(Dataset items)

══════════

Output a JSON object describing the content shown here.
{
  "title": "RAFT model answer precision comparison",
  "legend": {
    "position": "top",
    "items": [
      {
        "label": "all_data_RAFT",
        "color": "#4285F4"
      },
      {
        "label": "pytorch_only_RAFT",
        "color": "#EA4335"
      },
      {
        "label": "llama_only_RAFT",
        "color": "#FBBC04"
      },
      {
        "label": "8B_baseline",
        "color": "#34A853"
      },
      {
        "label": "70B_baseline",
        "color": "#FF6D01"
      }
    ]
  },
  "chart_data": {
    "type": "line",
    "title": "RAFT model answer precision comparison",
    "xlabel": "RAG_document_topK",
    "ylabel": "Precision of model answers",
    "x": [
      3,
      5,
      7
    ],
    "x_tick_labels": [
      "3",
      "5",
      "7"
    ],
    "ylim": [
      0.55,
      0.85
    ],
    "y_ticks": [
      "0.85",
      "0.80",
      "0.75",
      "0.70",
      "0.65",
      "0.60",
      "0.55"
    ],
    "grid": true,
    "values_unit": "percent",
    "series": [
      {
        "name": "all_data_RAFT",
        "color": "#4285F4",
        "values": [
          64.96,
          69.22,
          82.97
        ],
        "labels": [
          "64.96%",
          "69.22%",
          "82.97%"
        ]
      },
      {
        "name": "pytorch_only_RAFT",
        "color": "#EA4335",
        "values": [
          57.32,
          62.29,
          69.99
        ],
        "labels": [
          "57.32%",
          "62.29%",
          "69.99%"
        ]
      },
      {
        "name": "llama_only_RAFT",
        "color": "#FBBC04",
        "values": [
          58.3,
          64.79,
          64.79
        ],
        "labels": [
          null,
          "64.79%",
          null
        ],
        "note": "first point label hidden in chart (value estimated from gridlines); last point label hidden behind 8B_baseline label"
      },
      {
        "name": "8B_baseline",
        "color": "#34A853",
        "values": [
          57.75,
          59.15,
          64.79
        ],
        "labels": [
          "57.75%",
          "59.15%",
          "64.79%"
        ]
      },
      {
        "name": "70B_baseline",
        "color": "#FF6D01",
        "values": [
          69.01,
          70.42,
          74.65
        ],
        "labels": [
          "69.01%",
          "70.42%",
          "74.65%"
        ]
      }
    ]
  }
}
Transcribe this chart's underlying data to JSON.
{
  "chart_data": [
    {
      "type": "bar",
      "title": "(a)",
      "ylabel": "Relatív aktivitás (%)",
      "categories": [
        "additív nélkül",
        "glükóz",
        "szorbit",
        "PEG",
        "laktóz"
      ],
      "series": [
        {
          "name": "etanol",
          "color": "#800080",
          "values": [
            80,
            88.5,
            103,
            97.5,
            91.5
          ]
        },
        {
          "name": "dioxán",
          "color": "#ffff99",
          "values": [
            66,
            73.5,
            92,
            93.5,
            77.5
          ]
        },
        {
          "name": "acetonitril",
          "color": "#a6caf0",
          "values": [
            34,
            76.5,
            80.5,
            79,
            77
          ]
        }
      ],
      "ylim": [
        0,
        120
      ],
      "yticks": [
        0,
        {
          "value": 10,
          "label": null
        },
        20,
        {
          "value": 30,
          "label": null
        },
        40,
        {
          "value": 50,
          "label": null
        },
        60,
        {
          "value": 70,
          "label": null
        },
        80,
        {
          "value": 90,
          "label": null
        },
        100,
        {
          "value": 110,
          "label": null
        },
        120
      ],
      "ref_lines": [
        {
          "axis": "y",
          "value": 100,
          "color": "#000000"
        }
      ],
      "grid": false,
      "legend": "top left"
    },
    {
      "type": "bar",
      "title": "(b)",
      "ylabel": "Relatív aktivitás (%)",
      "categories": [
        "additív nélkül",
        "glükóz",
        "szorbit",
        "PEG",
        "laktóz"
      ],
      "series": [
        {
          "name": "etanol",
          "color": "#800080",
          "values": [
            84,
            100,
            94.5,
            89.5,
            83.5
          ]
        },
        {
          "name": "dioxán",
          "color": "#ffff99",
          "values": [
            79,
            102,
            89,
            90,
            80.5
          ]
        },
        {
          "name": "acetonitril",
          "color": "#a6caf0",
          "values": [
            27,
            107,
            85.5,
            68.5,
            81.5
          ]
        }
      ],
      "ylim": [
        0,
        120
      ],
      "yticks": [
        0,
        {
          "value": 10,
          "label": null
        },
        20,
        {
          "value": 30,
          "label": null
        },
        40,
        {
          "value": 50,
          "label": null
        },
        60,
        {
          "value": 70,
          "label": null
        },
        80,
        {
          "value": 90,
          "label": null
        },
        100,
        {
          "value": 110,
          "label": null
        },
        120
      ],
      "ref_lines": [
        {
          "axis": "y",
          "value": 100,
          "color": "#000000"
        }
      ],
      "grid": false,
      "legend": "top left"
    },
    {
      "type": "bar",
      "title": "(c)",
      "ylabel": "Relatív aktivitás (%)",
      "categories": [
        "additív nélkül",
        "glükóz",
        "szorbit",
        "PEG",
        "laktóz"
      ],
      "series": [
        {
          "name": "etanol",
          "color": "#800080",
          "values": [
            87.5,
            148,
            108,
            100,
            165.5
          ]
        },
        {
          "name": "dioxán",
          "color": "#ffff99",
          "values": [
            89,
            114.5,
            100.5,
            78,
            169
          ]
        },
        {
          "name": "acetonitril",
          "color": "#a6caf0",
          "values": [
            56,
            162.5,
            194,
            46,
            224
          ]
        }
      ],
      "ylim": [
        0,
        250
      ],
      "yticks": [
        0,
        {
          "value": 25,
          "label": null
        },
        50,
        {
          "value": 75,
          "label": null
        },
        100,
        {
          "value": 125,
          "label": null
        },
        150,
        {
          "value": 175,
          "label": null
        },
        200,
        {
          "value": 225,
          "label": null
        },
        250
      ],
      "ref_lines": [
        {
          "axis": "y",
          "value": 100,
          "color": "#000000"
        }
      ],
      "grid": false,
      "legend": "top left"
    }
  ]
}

══════════

[Problem requirements] Reproduce the data, keeping every line exactly the same.

[The answer]
Output a JSON object describing the content shown here.
{
  "title": "RAFT model answer precision comparison",
  "legend": {
    "position": "top",
    "items": [
      {
        "label": "all_data_RAFT",
        "color": "#4285F4"
      },
      {
        "label": "pytorch_only_RAFT",
        "color": "#EA4335"
      },
      {
        "label": "llama_only_RAFT",
        "color": "#FBBC04"
      },
      {
        "label": "8B_baseline",
        "color": "#34A853"
      },
      {
        "label": "70B_baseline",
        "color": "#FF6D01"
      }
    ]
  },
  "chart_data": {
    "type": "line",
    "title": "RAFT model answer precision comparison",
    "xlabel": "RAG_document_topK",
    "ylabel": "Precision of model answers",
    "x": [
      3,
      5,
      7
    ],
    "x_tick_labels": [
      "3",
      "5",
      "7"
    ],
    "ylim": [
      0.55,
      0.85
    ],
    "y_ticks": [
      "0.85",
      "0.80",
      "0.75",
      "0.70",
      "0.65",
      "0.60",
      "0.55"
    ],
    "grid": true,
    "values_unit": "percent",
    "series": [
      {
        "name": "all_data_RAFT",
        "color": "#4285F4",
        "values": [
          64.96,
          69.22,
          82.97
        ],
        "labels": [
          "64.96%",
          "69.22%",
          "82.97%"
        ]
      },
      {
        "name": "pytorch_only_RAFT",
        "color": "#EA4335",
        "values": [
          57.32,
          62.29,
          69.99
        ],
        "labels": [
          "57.32%",
          "62.29%",
          "69.99%"
        ]
      },
      {
        "name": "llama_only_RAFT",
        "color": "#FBBC04",
        "values": [
          58.3,
          64.79,
          64.79
        ],
        "labels": [
          null,
          "64.79%",
          null
        ],
        "note": "first point label hidden in chart (value estimated from gridlines); last point label hidden behind 8B_baseline label"
      },
      {
        "name": "8B_baseline",
        "color": "#34A853",
        "values": [
          57.75,
          59.15,
          64.79
        ],
        "labels": [
          "57.75%",
          "59.15%",
          "64.79%"
        ]
      },
      {
        "name": "70B_baseline",
        "color": "#FF6D01",
        "values": [
          69.01,
          70.42,
          74.65
        ],
        "labels": [
          "69.01%",
          "70.42%",
          "74.65%"
        ]
      }
    ]
  }
}
Transcribe this chart's underlying data to JSON.
{
  "chart_data": [
    {
      "type": "bar",
      "title": "(a)",
      "ylabel": "Relatív aktivitás (%)",
      "categories": [
        "additív nélkül",
        "glükóz",
        "szorbit",
        "PEG",
        "laktóz"
      ],
      "series": [
        {
          "name": "etanol",
          "color": "#800080",
          "values": [
            80,
            88.5,
            103,
            97.5,
            91.5
          ]
        },
        {
          "name": "dioxán",
          "color": "#ffff99",
          "values": [
            66,
            73.5,
            92,
            93.5,
            77.5
          ]
        },
        {
          "name": "acetonitril",
          "color": "#a6caf0",
          "values": [
            34,
            76.5,
            80.5,
            79,
            77
          ]
        }
      ],
      "ylim": [
        0,
        120
      ],
      "yticks": [
        0,
        {
          "value": 10,
          "label": null
        },
        20,
        {
          "value": 30,
          "label": null
        },
        40,
        {
          "value": 50,
          "label": null
        },
        60,
        {
          "value": 70,
          "label": null
        },
        80,
        {
          "value": 90,
          "label": null
        },
        100,
        {
          "value": 110,
          "label": null
        },
        120
      ],
      "ref_lines": [
        {
          "axis": "y",
          "value": 100,
          "color": "#000000"
        }
      ],
      "grid": false,
      "legend": "top left"
    },
    {
      "type": "bar",
      "title": "(b)",
      "ylabel": "Relatív aktivitás (%)",
      "categories": [
        "additív nélkül",
        "glükóz",
        "szorbit",
        "PEG",
        "laktóz"
      ],
      "series": [
        {
          "name": "etanol",
          "color": "#800080",
          "values": [
            84,
            100,
            94.5,
            89.5,
            83.5
          ]
        },
        {
          "name": "dioxán",
          "color": "#ffff99",
          "values": [
            79,
            102,
            89,
            90,
            80.5
          ]
        },
        {
          "name": "acetonitril",
          "color": "#a6caf0",
          "values": [
            27,
            107,
            85.5,
            68.5,
            81.5
          ]
        }
      ],
      "ylim": [
        0,
        120
      ],
      "yticks": [
        0,
        {
          "value": 10,
          "label": null
        },
        20,
        {
          "value": 30,
          "label": null
        },
        40,
        {
          "value": 50,
          "label": null
        },
        60,
        {
          "value": 70,
          "label": null
        },
        80,
        {
          "value": 90,
          "label": null
        },
        100,
        {
          "value": 110,
          "label": null
        },
        120
      ],
      "ref_lines": [
        {
          "axis": "y",
          "value": 100,
          "color": "#000000"
        }
      ],
      "grid": false,
      "legend": "top left"
    },
    {
      "type": "bar",
      "title": "(c)",
      "ylabel": "Relatív aktivitás (%)",
      "categories": [
        "additív nélkül",
        "glükóz",
        "szorbit",
        "PEG",
        "laktóz"
      ],
      "series": [
        {
          "name": "etanol",
          "color": "#800080",
          "values": [
            87.5,
            148,
            108,
            100,
            165.5
          ]
        },
        {
          "name": "dioxán",
          "color": "#ffff99",
          "values": [
            89,
            114.5,
            100.5,
            78,
            169
          ]
        },
        {
          "name": "acetonitril",
          "color": "#a6caf0",
          "values": [
            56,
            162.5,
            194,
            46,
            224
          ]
        }
      ],
      "ylim": [
        0,
        250
      ],
      "yticks": [
        0,
        {
          "value": 25,
          "label": null
        },
        50,
        {
          "value": 75,
          "label": null
        },
        100,
        {
          "value": 125,
          "label": null
        },
        150,
        {
          "value": 175,
          "label": null
        },
        200,
        {
          "value": 225,
          "label": null
        },
        250
      ],
      "ref_lines": [
        {
          "axis": "y",
          "value": 100,
          "color": "#000000"
        }
      ],
      "grid": false,
      "legend": "top left"
    }
  ]
}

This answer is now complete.